== Exercise directions ==
Return the whole listing, line for line, without the pictures in it.

== Recorded information ==
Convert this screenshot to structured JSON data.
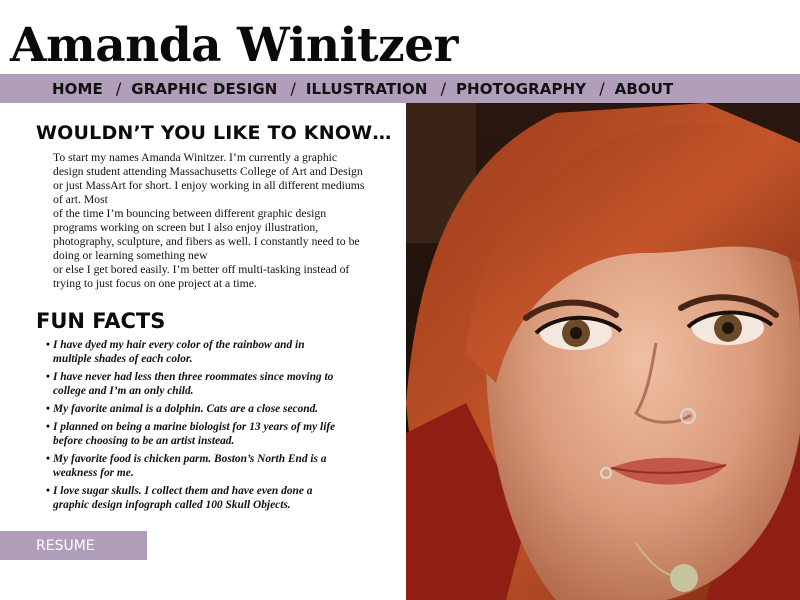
{
  "site": {
    "title": "Amanda Winitzer"
  },
  "nav": {
    "items": [
      {
        "label": "HOME"
      },
      {
        "label": "GRAPHIC DESIGN"
      },
      {
        "label": "ILLUSTRATION"
      },
      {
        "label": "PHOTOGRAPHY"
      },
      {
        "label": "ABOUT"
      }
    ],
    "separator": "/"
  },
  "about": {
    "heading": "WOULDN’T YOU LIKE TO KNOW…",
    "lines": [
      "To start my names Amanda Winitzer. I’m currently a graphic",
      "design student attending Massachusetts College of Art and Design",
      "or just MassArt for short. I enjoy working in all different mediums",
      "of art. Most",
      "of the time I’m bouncing between different graphic design",
      "programs working on screen but I also enjoy illustration,",
      "photography, sculpture, and fibers as well. I constantly need to be",
      "doing or learning something new",
      "or else I get bored easily. I’m better off multi-tasking instead of",
      "trying to just focus on one project at a time."
    ]
  },
  "facts": {
    "heading": "FUN FACTS",
    "bullet": "•",
    "items": [
      {
        "lines": [
          "I have dyed my hair every color of the rainbow and in",
          "multiple shades of each color."
        ]
      },
      {
        "lines": [
          "I have never had less then three roommates since moving to",
          "college and I’m an only child."
        ]
      },
      {
        "lines": [
          "My favorite animal is a dolphin. Cats are a close second."
        ]
      },
      {
        "lines": [
          "I planned on being a marine biologist for 13 years of my life",
          "before choosing to be an artist instead."
        ]
      },
      {
        "lines": [
          "My favorite food is chicken parm. Boston’s North End is a",
          "weakness for me."
        ]
      },
      {
        "lines": [
          "I love sugar skulls. I collect them and have even done a",
          "graphic design infograph called 100 Skull Objects."
        ]
      }
    ]
  },
  "resume": {
    "label": "RESUME"
  },
  "colors": {
    "accent": "#b09ebb",
    "text": "#111111",
    "background": "#ffffff"
  },
  "portrait": {
    "icon": "portrait-photo"
  }
}
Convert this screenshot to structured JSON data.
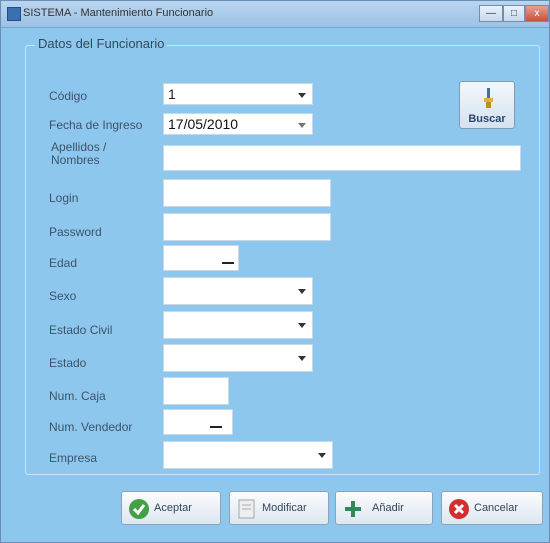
{
  "window": {
    "title": "SISTEMA - Mantenimiento Funcionario",
    "min_label": "—",
    "max_label": "□",
    "close_label": "x"
  },
  "group": {
    "legend": "Datos del Funcionario"
  },
  "fields": {
    "codigo": {
      "label": "Código",
      "value": "1"
    },
    "fecha": {
      "label": "Fecha de Ingreso",
      "value": "17/05/2010"
    },
    "nombres": {
      "label": "Apellidos / Nombres",
      "value": ""
    },
    "login": {
      "label": "Login",
      "value": ""
    },
    "password": {
      "label": "Password",
      "value": ""
    },
    "edad": {
      "label": "Edad",
      "value": ""
    },
    "sexo": {
      "label": "Sexo",
      "value": ""
    },
    "estado_civil": {
      "label": "Estado Civil",
      "value": ""
    },
    "estado": {
      "label": "Estado",
      "value": ""
    },
    "num_caja": {
      "label": "Num. Caja",
      "value": ""
    },
    "num_vendedor": {
      "label": "Num. Vendedor",
      "value": ""
    },
    "empresa": {
      "label": "Empresa",
      "value": ""
    }
  },
  "buttons": {
    "buscar": "Buscar",
    "aceptar": "Aceptar",
    "modificar": "Modificar",
    "anadir": "Añadir",
    "cancelar": "Cancelar"
  },
  "colors": {
    "window_bg": "#8ec7ee",
    "accept_icon": "#43a047",
    "cancel_icon": "#d32f2f"
  }
}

== Expected answer ==
Convert this screenshot to structured JSON data.
{
  "site": {
    "title": "Amanda Winitzer"
  },
  "nav": {
    "items": [
      {
        "label": "HOME"
      },
      {
        "label": "GRAPHIC DESIGN"
      },
      {
        "label": "ILLUSTRATION"
      },
      {
        "label": "PHOTOGRAPHY"
      },
      {
        "label": "ABOUT"
      }
    ],
    "separator": "/"
  },
  "about": {
    "heading": "WOULDN’T YOU LIKE TO KNOW…",
    "lines": [
      "To start my names Amanda Winitzer. I’m currently a graphic",
      "design student attending Massachusetts College of Art and Design",
      "or just MassArt for short. I enjoy working in all different mediums",
      "of art. Most",
      "of the time I’m bouncing between different graphic design",
      "programs working on screen but I also enjoy illustration,",
      "photography, sculpture, and fibers as well. I constantly need to be",
      "doing or learning something new",
      "or else I get bored easily. I’m better off multi-tasking instead of",
      "trying to just focus on one project at a time."
    ]
  },
  "facts": {
    "heading": "FUN FACTS",
    "bullet": "•",
    "items": [
      {
        "lines": [
          "I have dyed my hair every color of the rainbow and in",
          "multiple shades of each color."
        ]
      },
      {
        "lines": [
          "I have never had less then three roommates since moving to",
          "college and I’m an only child."
        ]
      },
      {
        "lines": [
          "My favorite animal is a dolphin. Cats are a close second."
        ]
      },
      {
        "lines": [
          "I planned on being a marine biologist for 13 years of my life",
          "before choosing to be an artist instead."
        ]
      },
      {
        "lines": [
          "My favorite food is chicken parm. Boston’s North End is a",
          "weakness for me."
        ]
      },
      {
        "lines": [
          "I love sugar skulls. I collect them and have even done a",
          "graphic design infograph called 100 Skull Objects."
        ]
      }
    ]
  },
  "resume": {
    "label": "RESUME"
  },
  "colors": {
    "accent": "#b09ebb",
    "text": "#111111",
    "background": "#ffffff"
  },
  "portrait": {
    "icon": "portrait-photo"
  }
}
Convert this screenshot to structured JSON data.
{
  "window": {
    "title": "SISTEMA - Mantenimiento Funcionario",
    "min_label": "—",
    "max_label": "□",
    "close_label": "x"
  },
  "group": {
    "legend": "Datos del Funcionario"
  },
  "fields": {
    "codigo": {
      "label": "Código",
      "value": "1"
    },
    "fecha": {
      "label": "Fecha de Ingreso",
      "value": "17/05/2010"
    },
    "nombres": {
      "label": "Apellidos / Nombres",
      "value": ""
    },
    "login": {
      "label": "Login",
      "value": ""
    },
    "password": {
      "label": "Password",
      "value": ""
    },
    "edad": {
      "label": "Edad",
      "value": ""
    },
    "sexo": {
      "label": "Sexo",
      "value": ""
    },
    "estado_civil": {
      "label": "Estado Civil",
      "value": ""
    },
    "estado": {
      "label": "Estado",
      "value": ""
    },
    "num_caja": {
      "label": "Num. Caja",
      "value": ""
    },
    "num_vendedor": {
      "label": "Num. Vendedor",
      "value": ""
    },
    "empresa": {
      "label": "Empresa",
      "value": ""
    }
  },
  "buttons": {
    "buscar": "Buscar",
    "aceptar": "Aceptar",
    "modificar": "Modificar",
    "anadir": "Añadir",
    "cancelar": "Cancelar"
  },
  "colors": {
    "window_bg": "#8ec7ee",
    "accept_icon": "#43a047",
    "cancel_icon": "#d32f2f"
  }
}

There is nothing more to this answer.